• [UIT TE VOEREN TAKEN]:
A - Beantwoord de volgende vragen over de leestekst, elk antwoord op een eigen regel en gemarkeerd zoals de vraag:
(i) Welke instelling staat tussen haakjes achter de naam van de vereniging?
(ii) Welk onderdeel van een archieftoegang wordt met het woord "Eventueel" aangeduid?
(iii) Welke kenmerken van het archief worden met name genoemd?
B - Haal uit de leestekst woordelijk het gedeelte vanaf "Een archieftoegang bestaat" tot en met "openbaarheid en andere.".

• [LEESTEKST]:
Uw zoekacties: Vereniging "Door arbeid tot verbetering"

130-22 Vereniging "Door arbeid tot verbetering" ( Tresoar (Frysk Histoarysk en Letterkundich Sintrum) )

Uitleg bij archieftoegang

Een archieftoegang geeft uitgebreide informatie over een bepaald archief.

Een archieftoegang bestaat over het algemeen uit de navolgende onderdelen:

• Kenmerken van het archief
• Inleiding op het archief
• Inventaris of plaatsingslijst
• Eventueel bijlagen

De kenmerken van het archief zijn o.m. de omvang, vindplaats, beschikbaarheid, openbaarheid en andere.

De inleiding op het archief bevat interessante informatie over de geschiedenis van het archief, achtergronden van de archiefvormer en kan ook aanwijzingen voor het gebruik bevatten.

• [VASTGELEGDE GEGEVENS]:
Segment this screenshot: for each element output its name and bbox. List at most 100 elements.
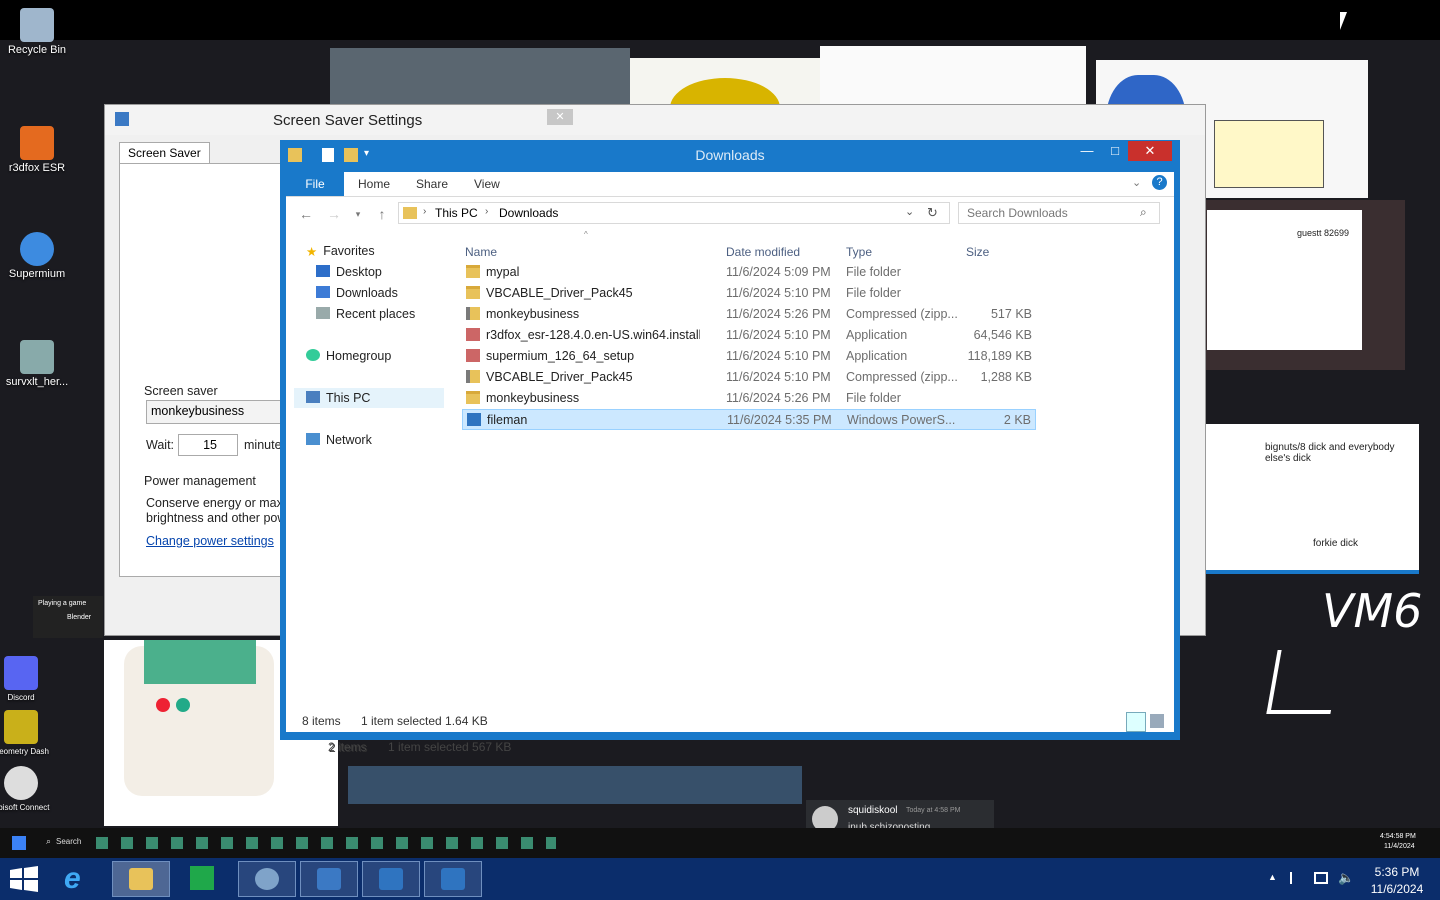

• [ANTWOORDEN PER TAAK]:
A -
(i) Tresoar (Frysk Histoarysk en Letterkundich Sintrum)
(ii) Bijlagen
(iii) De omvang, vindplaats, beschikbaarheid en openbaarheid

B -
Een archieftoegang bestaat over het algemeen uit de navolgende onderdelen:

• Kenmerken van het archief
• Inleiding op het archief
• Inventaris of plaatsingslijst
• Eventueel bijlagen

De kenmerken van het archief zijn o.m. de omvang, vindplaats, beschikbaarheid, openbaarheid en andere.